EXERCISE TASK
Your task is to print every entry below exactly as given.
>> Start
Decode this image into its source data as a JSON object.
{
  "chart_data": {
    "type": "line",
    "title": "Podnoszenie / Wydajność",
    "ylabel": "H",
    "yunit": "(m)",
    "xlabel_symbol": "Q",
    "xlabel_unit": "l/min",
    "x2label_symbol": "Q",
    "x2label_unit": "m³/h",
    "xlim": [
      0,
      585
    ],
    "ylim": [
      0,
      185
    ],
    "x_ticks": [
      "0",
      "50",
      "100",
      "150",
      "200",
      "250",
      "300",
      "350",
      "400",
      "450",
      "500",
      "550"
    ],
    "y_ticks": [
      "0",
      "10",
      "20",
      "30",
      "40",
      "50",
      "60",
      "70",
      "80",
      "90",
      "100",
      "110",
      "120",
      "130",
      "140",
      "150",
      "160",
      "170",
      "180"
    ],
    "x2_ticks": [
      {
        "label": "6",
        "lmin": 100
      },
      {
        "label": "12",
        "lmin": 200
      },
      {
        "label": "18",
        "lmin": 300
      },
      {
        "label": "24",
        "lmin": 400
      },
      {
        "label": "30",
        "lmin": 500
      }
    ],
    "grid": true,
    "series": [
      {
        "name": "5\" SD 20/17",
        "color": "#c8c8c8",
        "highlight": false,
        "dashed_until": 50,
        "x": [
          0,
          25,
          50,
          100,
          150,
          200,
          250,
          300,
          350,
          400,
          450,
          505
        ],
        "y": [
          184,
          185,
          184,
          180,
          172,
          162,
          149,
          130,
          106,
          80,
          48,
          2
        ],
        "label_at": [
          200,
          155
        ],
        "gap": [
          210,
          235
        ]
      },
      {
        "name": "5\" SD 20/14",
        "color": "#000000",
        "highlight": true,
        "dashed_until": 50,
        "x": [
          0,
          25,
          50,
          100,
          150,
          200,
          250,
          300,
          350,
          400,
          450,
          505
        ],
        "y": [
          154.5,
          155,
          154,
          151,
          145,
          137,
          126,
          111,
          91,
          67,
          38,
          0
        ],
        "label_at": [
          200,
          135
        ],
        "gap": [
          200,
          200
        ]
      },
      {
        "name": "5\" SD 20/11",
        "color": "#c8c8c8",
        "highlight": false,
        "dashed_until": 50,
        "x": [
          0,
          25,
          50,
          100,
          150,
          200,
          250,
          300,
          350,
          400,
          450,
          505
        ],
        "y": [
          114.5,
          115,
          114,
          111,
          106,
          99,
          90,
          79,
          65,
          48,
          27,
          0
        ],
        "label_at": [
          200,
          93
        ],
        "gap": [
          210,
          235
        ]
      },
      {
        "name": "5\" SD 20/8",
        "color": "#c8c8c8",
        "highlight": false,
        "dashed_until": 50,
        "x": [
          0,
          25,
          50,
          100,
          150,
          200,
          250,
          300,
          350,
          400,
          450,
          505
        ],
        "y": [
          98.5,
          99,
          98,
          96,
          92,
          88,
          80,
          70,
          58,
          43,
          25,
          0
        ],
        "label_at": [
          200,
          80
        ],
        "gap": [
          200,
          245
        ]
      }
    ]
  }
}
>> End
WRITTEN RESPONSE
Decode this image into its source data as a JSON object.
{
  "chart_data": {
    "type": "line",
    "title": "Podnoszenie / Wydajność",
    "ylabel": "H",
    "yunit": "(m)",
    "xlabel_symbol": "Q",
    "xlabel_unit": "l/min",
    "x2label_symbol": "Q",
    "x2label_unit": "m³/h",
    "xlim": [
      0,
      585
    ],
    "ylim": [
      0,
      185
    ],
    "x_ticks": [
      "0",
      "50",
      "100",
      "150",
      "200",
      "250",
      "300",
      "350",
      "400",
      "450",
      "500",
      "550"
    ],
    "y_ticks": [
      "0",
      "10",
      "20",
      "30",
      "40",
      "50",
      "60",
      "70",
      "80",
      "90",
      "100",
      "110",
      "120",
      "130",
      "140",
      "150",
      "160",
      "170",
      "180"
    ],
    "x2_ticks": [
      {
        "label": "6",
        "lmin": 100
      },
      {
        "label": "12",
        "lmin": 200
      },
      {
        "label": "18",
        "lmin": 300
      },
      {
        "label": "24",
        "lmin": 400
      },
      {
        "label": "30",
        "lmin": 500
      }
    ],
    "grid": true,
    "series": [
      {
        "name": "5\" SD 20/17",
        "color": "#c8c8c8",
        "highlight": false,
        "dashed_until": 50,
        "x": [
          0,
          25,
          50,
          100,
          150,
          200,
          250,
          300,
          350,
          400,
          450,
          505
        ],
        "y": [
          184,
          185,
          184,
          180,
          172,
          162,
          149,
          130,
          106,
          80,
          48,
          2
        ],
        "label_at": [
          200,
          155
        ],
        "gap": [
          210,
          235
        ]
      },
      {
        "name": "5\" SD 20/14",
        "color": "#000000",
        "highlight": true,
        "dashed_until": 50,
        "x": [
          0,
          25,
          50,
          100,
          150,
          200,
          250,
          300,
          350,
          400,
          450,
          505
        ],
        "y": [
          154.5,
          155,
          154,
          151,
          145,
          137,
          126,
          111,
          91,
          67,
          38,
          0
        ],
        "label_at": [
          200,
          135
        ],
        "gap": [
          200,
          200
        ]
      },
      {
        "name": "5\" SD 20/11",
        "color": "#c8c8c8",
        "highlight": false,
        "dashed_until": 50,
        "x": [
          0,
          25,
          50,
          100,
          150,
          200,
          250,
          300,
          350,
          400,
          450,
          505
        ],
        "y": [
          114.5,
          115,
          114,
          111,
          106,
          99,
          90,
          79,
          65,
          48,
          27,
          0
        ],
        "label_at": [
          200,
          93
        ],
        "gap": [
          210,
          235
        ]
      },
      {
        "name": "5\" SD 20/8",
        "color": "#c8c8c8",
        "highlight": false,
        "dashed_until": 50,
        "x": [
          0,
          25,
          50,
          100,
          150,
          200,
          250,
          300,
          350,
          400,
          450,
          505
        ],
        "y": [
          98.5,
          99,
          98,
          96,
          92,
          88,
          80,
          70,
          58,
          43,
          25,
          0
        ],
        "label_at": [
          200,
          80
        ],
        "gap": [
          200,
          245
        ]
      }
    ]
  }
}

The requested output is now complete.